__Actividades__.
**1.** Según el fragmento sobre «Glas» de Derrida, ¿quiénes firmaron la traducción de la edición española?
**2.** Por favor, prolonga el fragmento sobre «Glas» de Derrida desde su última oración.

__Fragmento del documento__.
---*---

Cuando «Glas» aparece, Derrida apunta como el más sólido heredero de esa
generación. Y el más unánimemente reconocido como tal por sus mayores. Tiene 44
años. Y una obra ya sólida: la que asentó «De la grammatologie» siete años antes y
confirmaron «La escritura y la diferencia» y «Márgenes». Pero aún queda un largo
recorrido por delante, antes de que, mediados los ochenta, la consagración en el
mundo universitario estadounidense lo convierta en el más influyentes de los
pensadores europeos fuera de Europa.

Deudor de las vanguardias


«Glas», digámoslo de inmediato, no es un libro mayor en la obra de Derrida: él mismo
lo excluyó de la recopilación de trabajos publicados con la cual optó a la obtención de
su Doctorado de Estado, por juzgarlo insuficientemente académico. Y el tiempo ha
pasado por él de modo inocultable. Precisamente, porque es quizá el más hijo de su
tiempo de todos los por él escritos. Un libro osadamente deudor de las vanguardias
literarias, que tanto fascinaron a las gentes de la revista «Tel Quel» por los mismos
años. Y las vanguardias envejecen mal.
Los textos buscan generar en el lector la desazón de un espejeo, tal vez de un
espejismo
En su edición española, que acaba de poner ahora en librerías la editorial La Oficina
con traducción cuidadísima de Cristina de Peretti (máxima autoridad derridiana en
lengua española) y Luis Ferrero Carracedo, la obra es vertida como «Clamor». No es
inexacto, puesto que ese sentido atribuye al término el primer diccionario de la lengua
francesa, el «Trésor» de Nicot, en 1606: clamor, ruido o estruendo. Aunque los
traductores son conscientes de que es la acepción de «repique fúnebre de campana»
o «toque de difuntos», dada por la primera edición del «Diccionario de la Academia
Francesa» en 1694, la que más directamente resuena en el actual vocablo francés. A
partir de ese primer problema, todo el texto está plagado de dificultades para un
traductor riguroso. Peretti y Ferrero los sortean admirablemente, proporcionando un
texto español limpio y comprensible, sin ceder al rigor -artificioso a veces- del original
francés.

---*---

__Material proporcionado__.
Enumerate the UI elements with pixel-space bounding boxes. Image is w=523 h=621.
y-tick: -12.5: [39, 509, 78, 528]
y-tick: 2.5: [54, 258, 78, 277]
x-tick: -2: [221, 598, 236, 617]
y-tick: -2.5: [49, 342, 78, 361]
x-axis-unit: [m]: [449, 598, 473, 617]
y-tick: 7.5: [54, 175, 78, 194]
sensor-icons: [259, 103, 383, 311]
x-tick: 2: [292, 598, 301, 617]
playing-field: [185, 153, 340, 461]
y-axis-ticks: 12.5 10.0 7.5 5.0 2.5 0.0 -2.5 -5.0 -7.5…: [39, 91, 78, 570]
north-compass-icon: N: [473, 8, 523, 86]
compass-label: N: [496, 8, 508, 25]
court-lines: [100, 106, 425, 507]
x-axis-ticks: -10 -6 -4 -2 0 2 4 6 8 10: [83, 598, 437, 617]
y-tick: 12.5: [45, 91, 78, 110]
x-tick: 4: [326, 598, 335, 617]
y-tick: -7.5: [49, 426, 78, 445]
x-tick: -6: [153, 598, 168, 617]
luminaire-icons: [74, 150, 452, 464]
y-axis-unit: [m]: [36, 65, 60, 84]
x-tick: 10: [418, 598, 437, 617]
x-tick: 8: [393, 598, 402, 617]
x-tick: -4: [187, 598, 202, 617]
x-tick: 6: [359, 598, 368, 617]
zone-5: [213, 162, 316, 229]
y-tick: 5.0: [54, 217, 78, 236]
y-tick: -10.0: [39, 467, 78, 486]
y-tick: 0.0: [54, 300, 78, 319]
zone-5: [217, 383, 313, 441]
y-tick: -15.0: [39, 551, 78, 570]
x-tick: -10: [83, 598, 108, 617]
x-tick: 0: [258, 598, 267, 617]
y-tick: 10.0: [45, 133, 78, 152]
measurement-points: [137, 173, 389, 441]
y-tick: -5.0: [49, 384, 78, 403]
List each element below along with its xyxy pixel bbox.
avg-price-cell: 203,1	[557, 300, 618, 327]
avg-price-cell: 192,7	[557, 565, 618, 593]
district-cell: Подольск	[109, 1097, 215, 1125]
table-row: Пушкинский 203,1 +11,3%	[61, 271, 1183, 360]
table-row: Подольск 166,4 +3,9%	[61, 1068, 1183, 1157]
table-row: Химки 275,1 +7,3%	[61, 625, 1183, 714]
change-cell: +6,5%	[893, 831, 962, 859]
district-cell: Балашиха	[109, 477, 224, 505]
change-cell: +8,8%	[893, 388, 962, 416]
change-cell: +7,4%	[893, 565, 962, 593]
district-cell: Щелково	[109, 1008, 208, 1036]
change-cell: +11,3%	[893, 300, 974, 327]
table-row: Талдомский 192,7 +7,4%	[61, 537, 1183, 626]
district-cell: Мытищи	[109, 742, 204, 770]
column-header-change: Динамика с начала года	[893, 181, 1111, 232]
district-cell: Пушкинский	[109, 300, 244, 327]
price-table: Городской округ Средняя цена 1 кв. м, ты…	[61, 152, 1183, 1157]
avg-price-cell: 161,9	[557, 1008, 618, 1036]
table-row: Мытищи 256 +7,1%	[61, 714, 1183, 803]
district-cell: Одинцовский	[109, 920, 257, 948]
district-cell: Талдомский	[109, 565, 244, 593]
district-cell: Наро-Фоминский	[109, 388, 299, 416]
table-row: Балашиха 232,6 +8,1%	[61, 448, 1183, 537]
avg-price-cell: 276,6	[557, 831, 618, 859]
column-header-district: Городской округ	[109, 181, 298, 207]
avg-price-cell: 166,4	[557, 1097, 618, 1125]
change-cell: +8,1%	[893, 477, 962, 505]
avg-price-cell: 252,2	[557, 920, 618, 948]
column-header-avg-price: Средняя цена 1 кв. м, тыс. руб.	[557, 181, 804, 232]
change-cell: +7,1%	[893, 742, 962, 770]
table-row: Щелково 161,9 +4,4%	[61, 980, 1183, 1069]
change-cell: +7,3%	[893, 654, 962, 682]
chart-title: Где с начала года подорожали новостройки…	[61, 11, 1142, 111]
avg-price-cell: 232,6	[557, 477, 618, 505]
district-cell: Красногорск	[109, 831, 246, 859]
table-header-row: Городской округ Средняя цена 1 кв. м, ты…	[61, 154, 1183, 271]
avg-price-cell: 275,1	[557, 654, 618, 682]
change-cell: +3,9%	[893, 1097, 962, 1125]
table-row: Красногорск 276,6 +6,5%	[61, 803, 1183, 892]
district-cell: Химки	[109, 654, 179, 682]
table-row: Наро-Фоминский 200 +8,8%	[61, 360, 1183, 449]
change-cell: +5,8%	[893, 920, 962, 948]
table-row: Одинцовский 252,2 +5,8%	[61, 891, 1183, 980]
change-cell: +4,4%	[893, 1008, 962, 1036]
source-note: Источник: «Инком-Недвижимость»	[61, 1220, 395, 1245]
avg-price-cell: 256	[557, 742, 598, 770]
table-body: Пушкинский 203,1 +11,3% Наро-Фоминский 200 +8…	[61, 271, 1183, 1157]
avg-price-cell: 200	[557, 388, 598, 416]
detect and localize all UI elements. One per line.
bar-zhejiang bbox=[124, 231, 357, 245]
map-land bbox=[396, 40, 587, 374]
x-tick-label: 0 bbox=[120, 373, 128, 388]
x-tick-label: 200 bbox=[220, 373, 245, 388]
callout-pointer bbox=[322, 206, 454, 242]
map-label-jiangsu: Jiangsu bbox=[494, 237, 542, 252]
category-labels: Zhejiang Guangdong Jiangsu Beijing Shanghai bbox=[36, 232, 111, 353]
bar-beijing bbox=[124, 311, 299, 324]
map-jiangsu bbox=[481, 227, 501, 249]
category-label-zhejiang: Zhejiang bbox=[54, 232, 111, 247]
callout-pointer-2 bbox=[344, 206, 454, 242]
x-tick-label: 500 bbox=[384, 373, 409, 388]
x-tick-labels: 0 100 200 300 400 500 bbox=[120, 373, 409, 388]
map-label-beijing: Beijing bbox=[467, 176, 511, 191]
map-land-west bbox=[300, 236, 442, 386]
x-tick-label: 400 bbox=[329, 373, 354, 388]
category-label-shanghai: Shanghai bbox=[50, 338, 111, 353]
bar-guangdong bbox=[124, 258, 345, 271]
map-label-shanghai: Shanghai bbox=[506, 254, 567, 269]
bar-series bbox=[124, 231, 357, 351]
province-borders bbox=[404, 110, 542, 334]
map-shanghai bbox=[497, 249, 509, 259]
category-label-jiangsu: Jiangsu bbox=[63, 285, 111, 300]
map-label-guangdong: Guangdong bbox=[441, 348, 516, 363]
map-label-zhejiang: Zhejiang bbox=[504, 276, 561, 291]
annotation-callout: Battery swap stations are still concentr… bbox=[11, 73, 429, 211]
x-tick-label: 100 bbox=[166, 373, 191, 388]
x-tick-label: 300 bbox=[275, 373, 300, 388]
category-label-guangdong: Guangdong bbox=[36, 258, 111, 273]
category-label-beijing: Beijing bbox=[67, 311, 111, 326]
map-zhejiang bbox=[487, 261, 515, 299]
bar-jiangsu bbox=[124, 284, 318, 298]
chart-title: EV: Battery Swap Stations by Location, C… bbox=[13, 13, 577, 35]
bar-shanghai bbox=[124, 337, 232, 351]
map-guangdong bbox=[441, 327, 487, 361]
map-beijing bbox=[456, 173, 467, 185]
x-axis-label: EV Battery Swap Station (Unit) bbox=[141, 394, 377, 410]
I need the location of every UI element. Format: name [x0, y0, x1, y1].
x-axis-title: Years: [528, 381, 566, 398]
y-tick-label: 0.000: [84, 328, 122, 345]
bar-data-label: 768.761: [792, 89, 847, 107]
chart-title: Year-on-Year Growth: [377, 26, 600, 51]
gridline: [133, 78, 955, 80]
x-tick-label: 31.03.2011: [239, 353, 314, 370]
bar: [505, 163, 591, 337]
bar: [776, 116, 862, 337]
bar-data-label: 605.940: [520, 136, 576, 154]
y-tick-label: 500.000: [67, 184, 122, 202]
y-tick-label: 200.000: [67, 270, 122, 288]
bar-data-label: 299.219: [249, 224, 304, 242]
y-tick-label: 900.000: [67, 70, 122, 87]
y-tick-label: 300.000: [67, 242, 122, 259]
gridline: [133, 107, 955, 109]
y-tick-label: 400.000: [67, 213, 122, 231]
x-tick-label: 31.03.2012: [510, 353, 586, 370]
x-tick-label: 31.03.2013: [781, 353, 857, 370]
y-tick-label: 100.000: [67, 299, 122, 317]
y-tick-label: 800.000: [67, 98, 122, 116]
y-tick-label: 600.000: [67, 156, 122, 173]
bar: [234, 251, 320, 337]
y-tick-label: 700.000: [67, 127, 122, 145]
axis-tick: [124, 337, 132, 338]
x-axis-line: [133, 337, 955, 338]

---*---

__Resultados__.
**1.** Cristina de Peretti y Luis Ferrero Carracedo.

**2.**
La apuesta de Derrida en «Glas» recupera un procedimiento formal al que el autor
había recurrido ya en sus «Márgenes» de dos años antes:la escritura paralela de dos
textos, enfrentados en columnas sobre la misma página y acotados con anotaciones
superpuestas en los márgenes. En la obra de 1972, era este un juego gráfico limitado al
«Tímpano» que abría «Marges» en espejo de un pasaje de Michel Leiris. La apuesta en
«Glas» es de muy otra envergadura. A lo largo de 291 páginas (en el formato grande
de esta edición española), dos textos autónomos, que ni comienzan ni
terminan, buscan generar en el lector la desazón de un espejeo, tal vez de un
espejismo.

En pedazos
El texto de la izquierda habla de Hegel; de Jean Genet, el de la derecha. Sus distintas
tipografías y una muy esmerada maquetación cuidan de hacer que la madeja no se
embrolle. Y el libro, más que libro, busca ser objeto, tal vez obra de arte. Recogiendo
con ello la tradición del «bello libro» que tanto cultivaron las vanguardias.
El resultado era sorprendente en 1974. Hoy, su frescura nos resulta ajada. Aun con
encanto
«Ante todo: dos columnas. Truncadas, por arriba y por abajo, talladas también en su
flanco: incisos, tatuajes, incrustaciones», advierte el autor en la hoja suelta, a modo de
«Se ruega insertar», que –también en eso fiel a la tradición surrealista– busca dar clave
del libro. Que no es un libro, desde luego, para quien lo «firma». Cinco años después
de «L’archéologie du savoir», Derrida no puede ignorar la voladura a la que Michel
Foucault ha sometido las categorías que daban sentido homogéneo a autor y obra.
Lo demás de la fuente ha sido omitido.